_Given information_
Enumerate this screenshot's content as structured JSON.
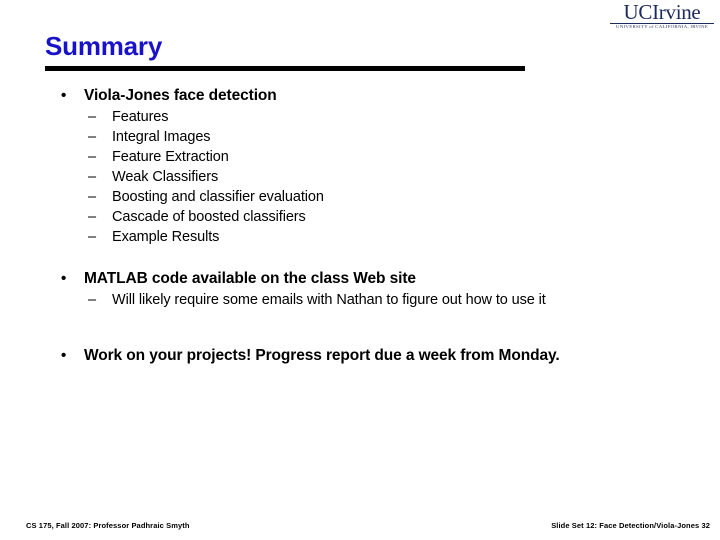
{
  "slide": {
    "title": "Summary",
    "title_color": "#1a12c8",
    "rule_color": "#000000",
    "background": "#ffffff"
  },
  "logo": {
    "wordmark": "UCIrvine",
    "subtitle": "UNIVERSITY of CALIFORNIA, IRVINE",
    "color": "#1d2a5c"
  },
  "markers": {
    "level1": "•",
    "level2": "–"
  },
  "content": {
    "blocks": [
      {
        "heading": "Viola-Jones face detection",
        "items": [
          "Features",
          "Integral Images",
          "Feature Extraction",
          "Weak Classifiers",
          "Boosting and classifier evaluation",
          "Cascade of boosted classifiers",
          "Example Results"
        ]
      },
      {
        "heading": "MATLAB code available on the class Web site",
        "items": [
          "Will likely require some emails with Nathan to figure out how to use it"
        ]
      },
      {
        "heading": "Work on your projects! Progress report due a week from Monday.",
        "items": []
      }
    ]
  },
  "footer": {
    "left": "CS 175, Fall 2007: Professor Padhraic Smyth",
    "right": "Slide Set 12: Face Detection/Viola-Jones 32"
  }
}
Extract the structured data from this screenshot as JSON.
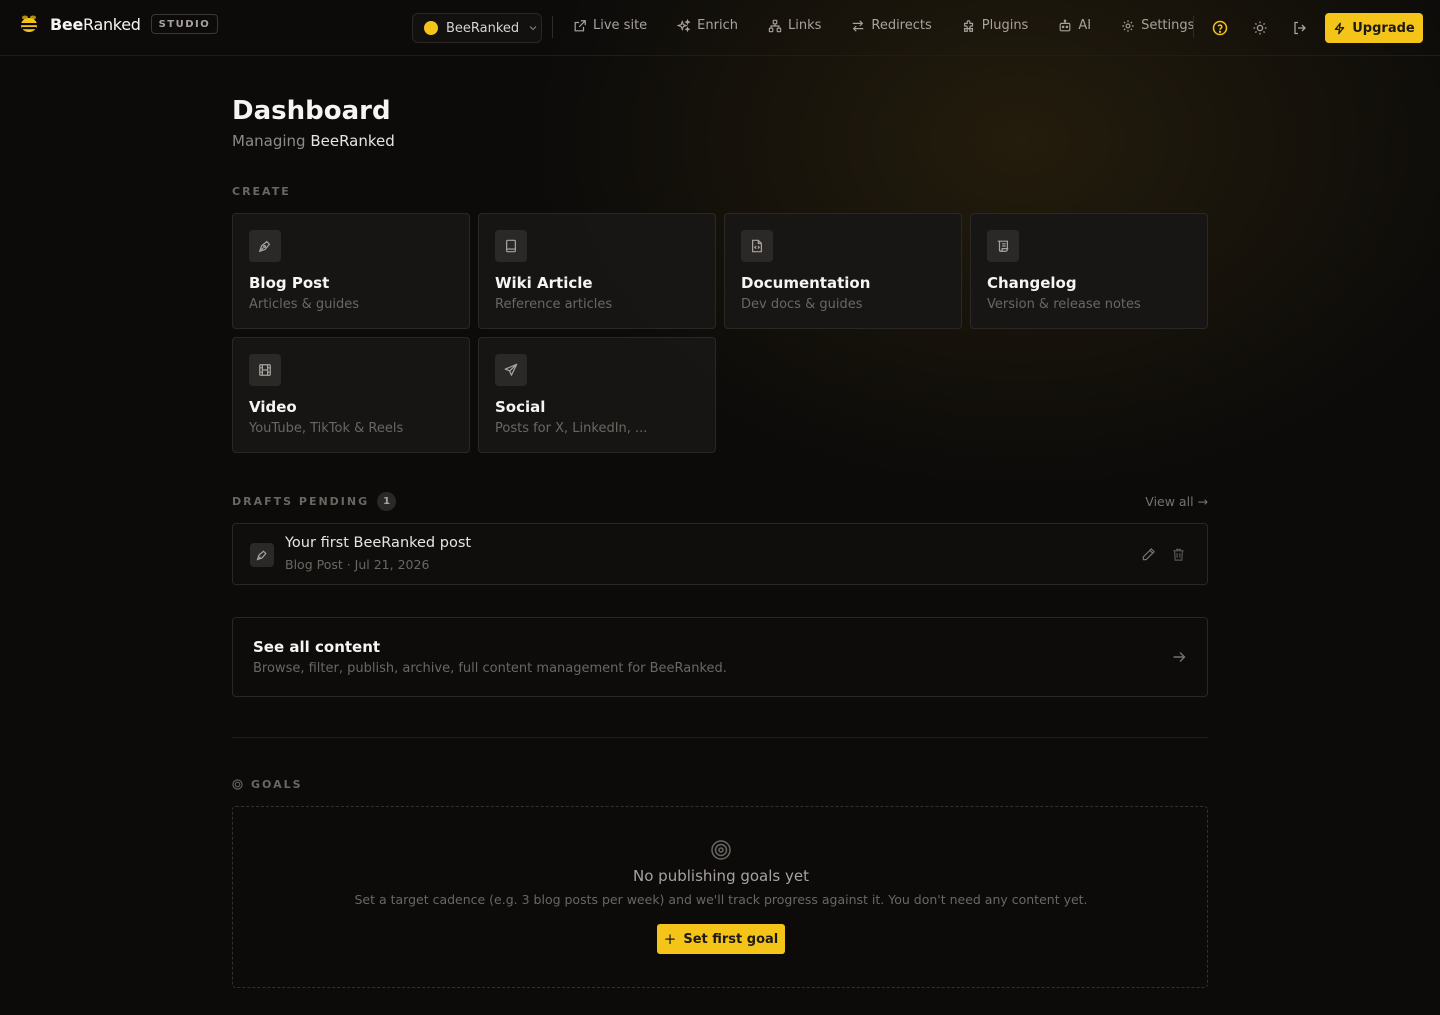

_Exercise_
Go through the records and gather the lines that hold "JSON".

_Answer for the task_
Enumerate this screenshot's content as structured JSON.
Extract the structured data from this screenshot as JSON.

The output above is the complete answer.